— start —
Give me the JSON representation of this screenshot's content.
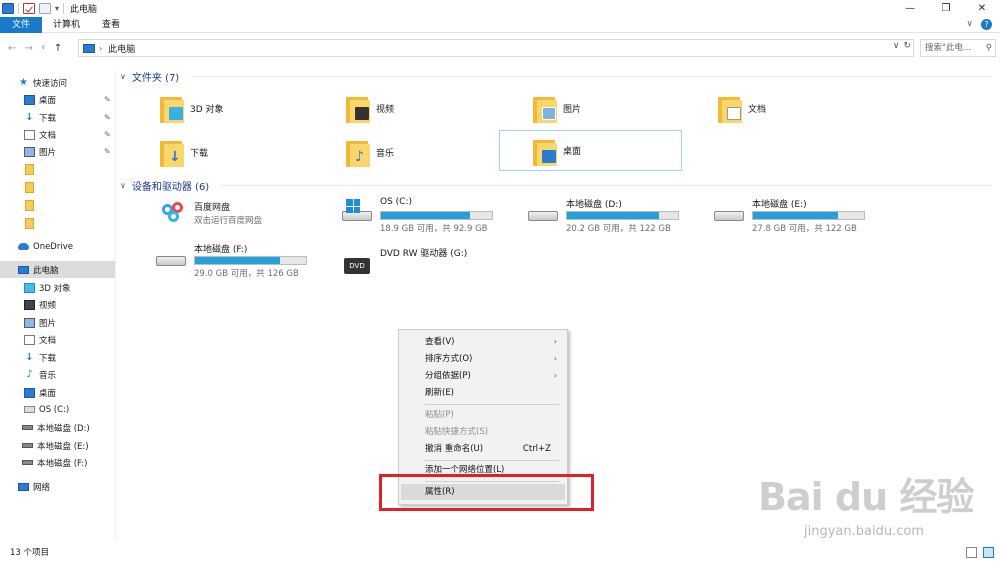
{
  "window": {
    "title": "此电脑",
    "controls": {
      "minimize": "—",
      "maximize": "❐",
      "close": "✕"
    }
  },
  "ribbon": {
    "tabs": [
      "文件",
      "计算机",
      "查看"
    ],
    "expand": "∨",
    "help": "?"
  },
  "address": {
    "back": "←",
    "forward": "→",
    "recent": "∨",
    "up": "↑",
    "crumb_sep": "›",
    "path": "此电脑",
    "dropdown": "∨",
    "refresh": "↻",
    "search_placeholder": "搜索\"此电...",
    "search_icon": "⚲"
  },
  "sidebar": {
    "quick_access": "快速访问",
    "pinned": [
      {
        "label": "桌面",
        "icon": "desktop-icon"
      },
      {
        "label": "下载",
        "icon": "download-icon"
      },
      {
        "label": "文档",
        "icon": "document-icon"
      },
      {
        "label": "图片",
        "icon": "picture-icon"
      }
    ],
    "pin_glyph": "📌",
    "onedrive": "OneDrive",
    "this_pc": "此电脑",
    "pc_children": [
      {
        "label": "3D 对象",
        "icon": "3d-objects-icon"
      },
      {
        "label": "视频",
        "icon": "video-icon"
      },
      {
        "label": "图片",
        "icon": "picture-icon"
      },
      {
        "label": "文档",
        "icon": "document-icon"
      },
      {
        "label": "下载",
        "icon": "download-icon"
      },
      {
        "label": "音乐",
        "icon": "music-icon"
      },
      {
        "label": "桌面",
        "icon": "desktop-icon"
      },
      {
        "label": "OS (C:)",
        "icon": "os-drive-icon"
      },
      {
        "label": "本地磁盘 (D:)",
        "icon": "drive-icon"
      },
      {
        "label": "本地磁盘 (E:)",
        "icon": "drive-icon"
      },
      {
        "label": "本地磁盘 (F:)",
        "icon": "drive-icon"
      }
    ],
    "network": "网络"
  },
  "folders_section": {
    "title": "文件夹 (7)",
    "items": [
      {
        "label": "3D 对象",
        "icon": "3d-objects-folder-icon"
      },
      {
        "label": "视频",
        "icon": "video-folder-icon"
      },
      {
        "label": "图片",
        "icon": "picture-folder-icon"
      },
      {
        "label": "文档",
        "icon": "document-folder-icon"
      },
      {
        "label": "下载",
        "icon": "download-folder-icon"
      },
      {
        "label": "音乐",
        "icon": "music-folder-icon"
      },
      {
        "label": "桌面",
        "icon": "desktop-folder-icon"
      }
    ]
  },
  "devices_section": {
    "title": "设备和驱动器 (6)",
    "drives": [
      {
        "name": "百度网盘",
        "info": "双击运行百度网盘",
        "icon": "baidu-netdisk-icon"
      },
      {
        "name": "OS (C:)",
        "info": "18.9 GB 可用，共 92.9 GB",
        "used_fraction": 0.8,
        "icon": "os-drive-icon"
      },
      {
        "name": "本地磁盘 (D:)",
        "info": "20.2 GB 可用，共 122 GB",
        "used_fraction": 0.83,
        "icon": "hdd-icon"
      },
      {
        "name": "本地磁盘 (E:)",
        "info": "27.8 GB 可用，共 122 GB",
        "used_fraction": 0.77,
        "icon": "hdd-icon"
      },
      {
        "name": "本地磁盘 (F:)",
        "info": "29.0 GB 可用，共 126 GB",
        "used_fraction": 0.77,
        "icon": "hdd-icon"
      },
      {
        "name": "DVD RW 驱动器 (G:)",
        "info": "",
        "icon": "dvd-drive-icon",
        "badge": "DVD"
      }
    ]
  },
  "context_menu": {
    "items": [
      {
        "label": "查看(V)",
        "submenu": true
      },
      {
        "label": "排序方式(O)",
        "submenu": true
      },
      {
        "label": "分组依据(P)",
        "submenu": true
      },
      {
        "label": "刷新(E)"
      },
      {
        "label": "粘贴(P)",
        "disabled": true
      },
      {
        "label": "粘贴快捷方式(S)",
        "disabled": true
      },
      {
        "label": "撤消 重命名(U)",
        "accel": "Ctrl+Z"
      },
      {
        "label": "添加一个网络位置(L)"
      },
      {
        "label": "属性(R)",
        "highlighted": true
      }
    ],
    "submenu_arrow": "›"
  },
  "watermark": {
    "logo": "Bai  du 经验",
    "url": "jingyan.baidu.com"
  },
  "status": {
    "count": "13 个项目"
  },
  "colors": {
    "accent": "#1979ca",
    "highlight_box": "#e0202a",
    "drive_bar": "#26a0da"
  }
}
— end —
§ Aim of the exercise:
Exclude the pictures and repeat every other part of the records word for word.

§ Response for this exercise:
Give me the JSON representation of this screenshot's content.
{
  "window": {
    "title": "此电脑",
    "controls": {
      "minimize": "—",
      "maximize": "❐",
      "close": "✕"
    }
  },
  "ribbon": {
    "tabs": [
      "文件",
      "计算机",
      "查看"
    ],
    "expand": "∨",
    "help": "?"
  },
  "address": {
    "back": "←",
    "forward": "→",
    "recent": "∨",
    "up": "↑",
    "crumb_sep": "›",
    "path": "此电脑",
    "dropdown": "∨",
    "refresh": "↻",
    "search_placeholder": "搜索\"此电...",
    "search_icon": "⚲"
  },
  "sidebar": {
    "quick_access": "快速访问",
    "pinned": [
      {
        "label": "桌面",
        "icon": "desktop-icon"
      },
      {
        "label": "下载",
        "icon": "download-icon"
      },
      {
        "label": "文档",
        "icon": "document-icon"
      },
      {
        "label": "图片",
        "icon": "picture-icon"
      }
    ],
    "pin_glyph": "📌",
    "onedrive": "OneDrive",
    "this_pc": "此电脑",
    "pc_children": [
      {
        "label": "3D 对象",
        "icon": "3d-objects-icon"
      },
      {
        "label": "视频",
        "icon": "video-icon"
      },
      {
        "label": "图片",
        "icon": "picture-icon"
      },
      {
        "label": "文档",
        "icon": "document-icon"
      },
      {
        "label": "下载",
        "icon": "download-icon"
      },
      {
        "label": "音乐",
        "icon": "music-icon"
      },
      {
        "label": "桌面",
        "icon": "desktop-icon"
      },
      {
        "label": "OS (C:)",
        "icon": "os-drive-icon"
      },
      {
        "label": "本地磁盘 (D:)",
        "icon": "drive-icon"
      },
      {
        "label": "本地磁盘 (E:)",
        "icon": "drive-icon"
      },
      {
        "label": "本地磁盘 (F:)",
        "icon": "drive-icon"
      }
    ],
    "network": "网络"
  },
  "folders_section": {
    "title": "文件夹 (7)",
    "items": [
      {
        "label": "3D 对象",
        "icon": "3d-objects-folder-icon"
      },
      {
        "label": "视频",
        "icon": "video-folder-icon"
      },
      {
        "label": "图片",
        "icon": "picture-folder-icon"
      },
      {
        "label": "文档",
        "icon": "document-folder-icon"
      },
      {
        "label": "下载",
        "icon": "download-folder-icon"
      },
      {
        "label": "音乐",
        "icon": "music-folder-icon"
      },
      {
        "label": "桌面",
        "icon": "desktop-folder-icon"
      }
    ]
  },
  "devices_section": {
    "title": "设备和驱动器 (6)",
    "drives": [
      {
        "name": "百度网盘",
        "info": "双击运行百度网盘",
        "icon": "baidu-netdisk-icon"
      },
      {
        "name": "OS (C:)",
        "info": "18.9 GB 可用，共 92.9 GB",
        "used_fraction": 0.8,
        "icon": "os-drive-icon"
      },
      {
        "name": "本地磁盘 (D:)",
        "info": "20.2 GB 可用，共 122 GB",
        "used_fraction": 0.83,
        "icon": "hdd-icon"
      },
      {
        "name": "本地磁盘 (E:)",
        "info": "27.8 GB 可用，共 122 GB",
        "used_fraction": 0.77,
        "icon": "hdd-icon"
      },
      {
        "name": "本地磁盘 (F:)",
        "info": "29.0 GB 可用，共 126 GB",
        "used_fraction": 0.77,
        "icon": "hdd-icon"
      },
      {
        "name": "DVD RW 驱动器 (G:)",
        "info": "",
        "icon": "dvd-drive-icon",
        "badge": "DVD"
      }
    ]
  },
  "context_menu": {
    "items": [
      {
        "label": "查看(V)",
        "submenu": true
      },
      {
        "label": "排序方式(O)",
        "submenu": true
      },
      {
        "label": "分组依据(P)",
        "submenu": true
      },
      {
        "label": "刷新(E)"
      },
      {
        "label": "粘贴(P)",
        "disabled": true
      },
      {
        "label": "粘贴快捷方式(S)",
        "disabled": true
      },
      {
        "label": "撤消 重命名(U)",
        "accel": "Ctrl+Z"
      },
      {
        "label": "添加一个网络位置(L)"
      },
      {
        "label": "属性(R)",
        "highlighted": true
      }
    ],
    "submenu_arrow": "›"
  },
  "watermark": {
    "logo": "Bai  du 经验",
    "url": "jingyan.baidu.com"
  },
  "status": {
    "count": "13 个项目"
  },
  "colors": {
    "accent": "#1979ca",
    "highlight_box": "#e0202a",
    "drive_bar": "#26a0da"
  }
}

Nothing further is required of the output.